Task instructions |
Copy out every line in which the string "updated" occurs.

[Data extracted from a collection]
• • • • •
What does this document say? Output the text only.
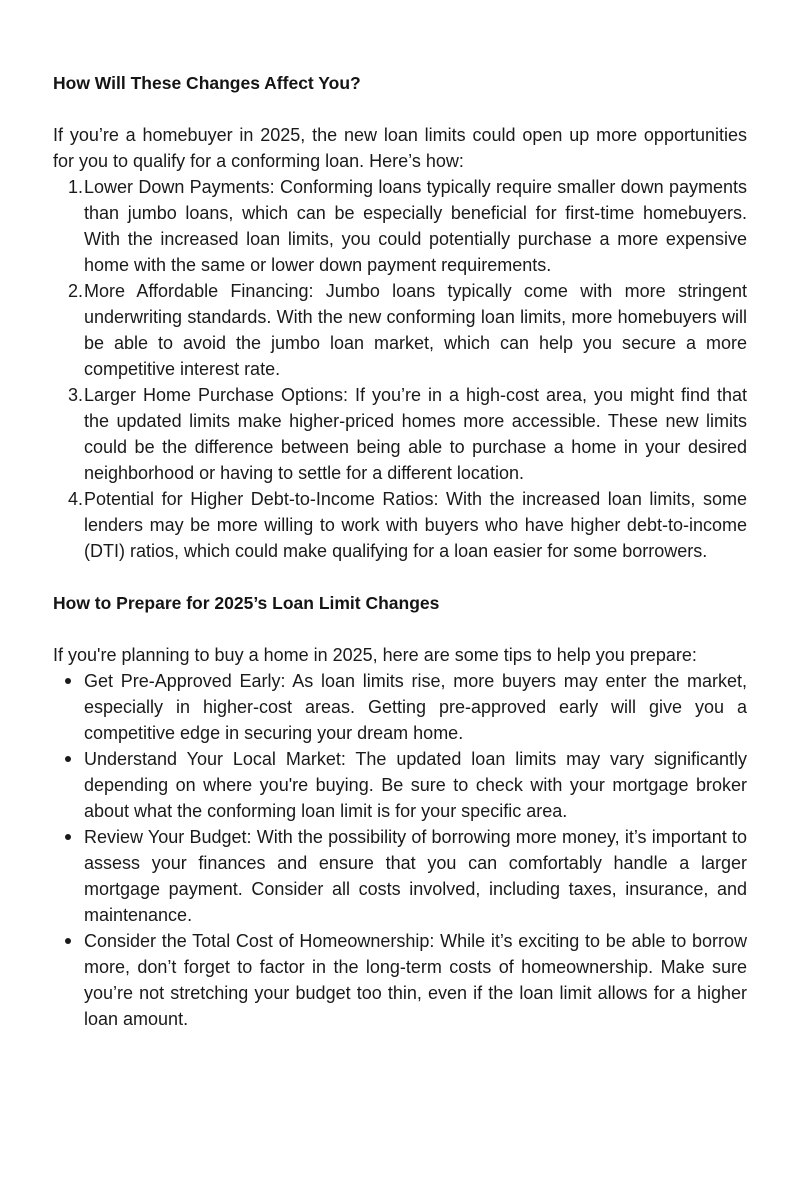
How Will These Changes Affect You?

If you’re a homebuyer in 2025, the new loan limits could open up more opportunities for you to qualify for a conforming loan. Here’s how:

1. Lower Down Payments: Conforming loans typically require smaller down payments than jumbo loans, which can be especially beneficial for first-time homebuyers. With the increased loan limits, you could potentially purchase a more expensive home with the same or lower down payment requirements.
2. More Affordable Financing: Jumbo loans typically come with more stringent underwriting standards. With the new conforming loan limits, more homebuyers will be able to avoid the jumbo loan market, which can help you secure a more competitive interest rate.
3. Larger Home Purchase Options: If you’re in a high-cost area, you might find that the updated limits make higher-priced homes more accessible. These new limits could be the difference between being able to purchase a home in your desired neighborhood or having to settle for a different location.
4. Potential for Higher Debt-to-Income Ratios: With the increased loan limits, some lenders may be more willing to work with buyers who have higher debt-to-income (DTI) ratios, which could make qualifying for a loan easier for some borrowers.
How to Prepare for 2025’s Loan Limit Changes

If you're planning to buy a home in 2025, here are some tips to help you prepare:

Get Pre-Approved Early: As loan limits rise, more buyers may enter the market, especially in higher-cost areas. Getting pre-approved early will give you a competitive edge in securing your dream home.
Understand Your Local Market: The updated loan limits may vary significantly depending on where you're buying. Be sure to check with your mortgage broker about what the conforming loan limit is for your specific area.
Review Your Budget: With the possibility of borrowing more money, it’s important to assess your finances and ensure that you can comfortably handle a larger mortgage payment. Consider all costs involved, including taxes, insurance, and maintenance.
Consider the Total Cost of Homeownership: While it’s exciting to be able to borrow more, don’t forget to factor in the long-term costs of homeownership. Make sure you’re not stretching your budget too thin, even if the loan limit allows for a higher loan amount.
• • • • •
Full answer |
3. Larger Home Purchase Options: If you’re in a high-cost area, you might find that the updated limits make higher-priced homes more accessible. These new limits could be the difference between being able to purchase a home in your desired neighborhood or having to settle for a different location.
Understand Your Local Market: The updated loan limits may vary significantly depending on where you're buying. Be sure to check with your mortgage broker about what the conforming loan limit is for your specific area.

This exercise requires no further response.